* _To be done_
Below are some entries. Copy each line that holds the string "Decline".

▶

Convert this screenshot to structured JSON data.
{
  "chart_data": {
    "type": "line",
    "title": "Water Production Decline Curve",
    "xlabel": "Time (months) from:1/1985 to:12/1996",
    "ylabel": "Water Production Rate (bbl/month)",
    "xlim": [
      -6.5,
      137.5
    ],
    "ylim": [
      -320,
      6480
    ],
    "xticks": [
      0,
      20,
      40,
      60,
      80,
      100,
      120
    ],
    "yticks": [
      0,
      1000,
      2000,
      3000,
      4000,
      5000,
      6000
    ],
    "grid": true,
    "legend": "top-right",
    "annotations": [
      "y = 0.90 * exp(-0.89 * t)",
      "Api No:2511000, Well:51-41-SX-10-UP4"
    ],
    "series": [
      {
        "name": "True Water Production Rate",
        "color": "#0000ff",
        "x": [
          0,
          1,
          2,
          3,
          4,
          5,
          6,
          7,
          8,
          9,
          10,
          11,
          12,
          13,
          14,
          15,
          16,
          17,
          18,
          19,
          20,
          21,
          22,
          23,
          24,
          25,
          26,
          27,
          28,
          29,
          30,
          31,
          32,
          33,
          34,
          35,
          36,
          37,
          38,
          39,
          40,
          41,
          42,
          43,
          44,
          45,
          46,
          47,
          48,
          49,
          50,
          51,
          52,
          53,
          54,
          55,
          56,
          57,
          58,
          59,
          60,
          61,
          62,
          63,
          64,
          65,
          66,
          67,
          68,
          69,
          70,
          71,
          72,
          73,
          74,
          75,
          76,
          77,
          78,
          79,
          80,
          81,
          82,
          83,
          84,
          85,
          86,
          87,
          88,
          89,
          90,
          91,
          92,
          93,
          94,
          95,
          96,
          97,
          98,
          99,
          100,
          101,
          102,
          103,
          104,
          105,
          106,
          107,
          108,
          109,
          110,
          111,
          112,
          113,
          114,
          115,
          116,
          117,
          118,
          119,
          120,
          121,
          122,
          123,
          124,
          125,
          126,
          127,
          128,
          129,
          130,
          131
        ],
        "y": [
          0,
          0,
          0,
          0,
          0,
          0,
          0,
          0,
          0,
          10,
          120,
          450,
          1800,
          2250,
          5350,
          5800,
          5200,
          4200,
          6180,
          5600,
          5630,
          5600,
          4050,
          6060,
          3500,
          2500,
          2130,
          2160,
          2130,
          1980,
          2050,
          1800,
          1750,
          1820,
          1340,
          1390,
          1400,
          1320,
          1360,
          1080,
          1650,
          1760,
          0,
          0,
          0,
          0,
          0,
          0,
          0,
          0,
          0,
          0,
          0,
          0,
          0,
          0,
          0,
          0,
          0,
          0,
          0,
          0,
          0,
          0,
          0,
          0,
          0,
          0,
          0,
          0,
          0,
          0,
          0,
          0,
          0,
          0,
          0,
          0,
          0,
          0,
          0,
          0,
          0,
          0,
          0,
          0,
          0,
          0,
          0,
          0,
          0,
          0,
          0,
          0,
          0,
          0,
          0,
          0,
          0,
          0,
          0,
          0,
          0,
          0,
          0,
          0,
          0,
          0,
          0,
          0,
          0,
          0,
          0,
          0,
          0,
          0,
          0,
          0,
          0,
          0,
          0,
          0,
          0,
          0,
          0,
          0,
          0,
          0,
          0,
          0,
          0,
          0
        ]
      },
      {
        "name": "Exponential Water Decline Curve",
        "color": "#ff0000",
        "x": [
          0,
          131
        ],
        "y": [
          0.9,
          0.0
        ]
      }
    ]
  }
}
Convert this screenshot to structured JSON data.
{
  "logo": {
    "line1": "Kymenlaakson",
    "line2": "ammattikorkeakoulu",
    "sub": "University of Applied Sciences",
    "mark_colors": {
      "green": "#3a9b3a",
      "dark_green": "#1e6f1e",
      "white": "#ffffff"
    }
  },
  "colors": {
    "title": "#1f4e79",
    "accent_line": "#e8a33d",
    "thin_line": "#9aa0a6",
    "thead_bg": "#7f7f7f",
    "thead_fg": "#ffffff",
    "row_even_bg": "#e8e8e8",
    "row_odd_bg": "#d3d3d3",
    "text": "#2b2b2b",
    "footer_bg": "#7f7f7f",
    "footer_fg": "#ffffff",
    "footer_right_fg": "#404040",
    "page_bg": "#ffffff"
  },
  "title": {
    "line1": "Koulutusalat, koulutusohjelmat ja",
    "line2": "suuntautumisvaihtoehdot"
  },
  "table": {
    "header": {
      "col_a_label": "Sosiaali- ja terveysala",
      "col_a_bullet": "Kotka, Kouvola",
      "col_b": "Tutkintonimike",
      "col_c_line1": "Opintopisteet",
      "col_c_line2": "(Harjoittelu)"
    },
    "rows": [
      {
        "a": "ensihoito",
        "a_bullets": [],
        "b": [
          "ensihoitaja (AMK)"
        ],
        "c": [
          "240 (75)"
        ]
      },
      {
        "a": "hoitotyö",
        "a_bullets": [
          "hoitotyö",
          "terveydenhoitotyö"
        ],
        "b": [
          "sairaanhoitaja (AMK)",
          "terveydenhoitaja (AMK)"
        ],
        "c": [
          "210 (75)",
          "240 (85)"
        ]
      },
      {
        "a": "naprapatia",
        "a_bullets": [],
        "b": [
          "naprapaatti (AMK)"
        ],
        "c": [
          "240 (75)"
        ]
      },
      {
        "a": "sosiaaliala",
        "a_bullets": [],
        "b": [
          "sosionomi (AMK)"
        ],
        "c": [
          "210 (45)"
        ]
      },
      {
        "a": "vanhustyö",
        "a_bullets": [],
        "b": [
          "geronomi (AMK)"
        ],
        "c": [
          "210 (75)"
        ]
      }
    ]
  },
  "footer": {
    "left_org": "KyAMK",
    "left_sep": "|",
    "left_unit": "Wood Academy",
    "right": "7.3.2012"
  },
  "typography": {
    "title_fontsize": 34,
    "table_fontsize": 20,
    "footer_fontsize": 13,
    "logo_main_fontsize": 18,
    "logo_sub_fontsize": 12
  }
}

◀

* _Result for this exercise_
    "title": "Water Production Decline Curve",
        "name": "Exponential Water Decline Curve",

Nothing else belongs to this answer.